#### Exercise data
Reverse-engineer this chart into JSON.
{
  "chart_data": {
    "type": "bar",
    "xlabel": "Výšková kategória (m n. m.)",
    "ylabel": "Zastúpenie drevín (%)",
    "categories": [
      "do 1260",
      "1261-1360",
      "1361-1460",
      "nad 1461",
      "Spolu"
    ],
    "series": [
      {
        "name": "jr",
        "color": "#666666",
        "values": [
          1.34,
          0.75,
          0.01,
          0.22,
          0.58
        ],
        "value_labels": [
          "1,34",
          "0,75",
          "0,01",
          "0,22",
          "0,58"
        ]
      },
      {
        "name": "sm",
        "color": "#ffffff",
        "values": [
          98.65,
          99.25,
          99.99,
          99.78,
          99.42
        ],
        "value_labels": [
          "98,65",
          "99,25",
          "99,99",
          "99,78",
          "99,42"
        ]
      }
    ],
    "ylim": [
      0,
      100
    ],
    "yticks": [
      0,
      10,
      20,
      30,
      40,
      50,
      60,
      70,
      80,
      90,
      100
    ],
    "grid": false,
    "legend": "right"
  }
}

#### Prompt
Print the entries exactly. Include every one.

#### Output for this task
Reverse-engineer this chart into JSON.
{
  "chart_data": {
    "type": "bar",
    "xlabel": "Výšková kategória (m n. m.)",
    "ylabel": "Zastúpenie drevín (%)",
    "categories": [
      "do 1260",
      "1261-1360",
      "1361-1460",
      "nad 1461",
      "Spolu"
    ],
    "series": [
      {
        "name": "jr",
        "color": "#666666",
        "values": [
          1.34,
          0.75,
          0.01,
          0.22,
          0.58
        ],
        "value_labels": [
          "1,34",
          "0,75",
          "0,01",
          "0,22",
          "0,58"
        ]
      },
      {
        "name": "sm",
        "color": "#ffffff",
        "values": [
          98.65,
          99.25,
          99.99,
          99.78,
          99.42
        ],
        "value_labels": [
          "98,65",
          "99,25",
          "99,99",
          "99,78",
          "99,42"
        ]
      }
    ],
    "ylim": [
      0,
      100
    ],
    "yticks": [
      0,
      10,
      20,
      30,
      40,
      50,
      60,
      70,
      80,
      90,
      100
    ],
    "grid": false,
    "legend": "right"
  }
}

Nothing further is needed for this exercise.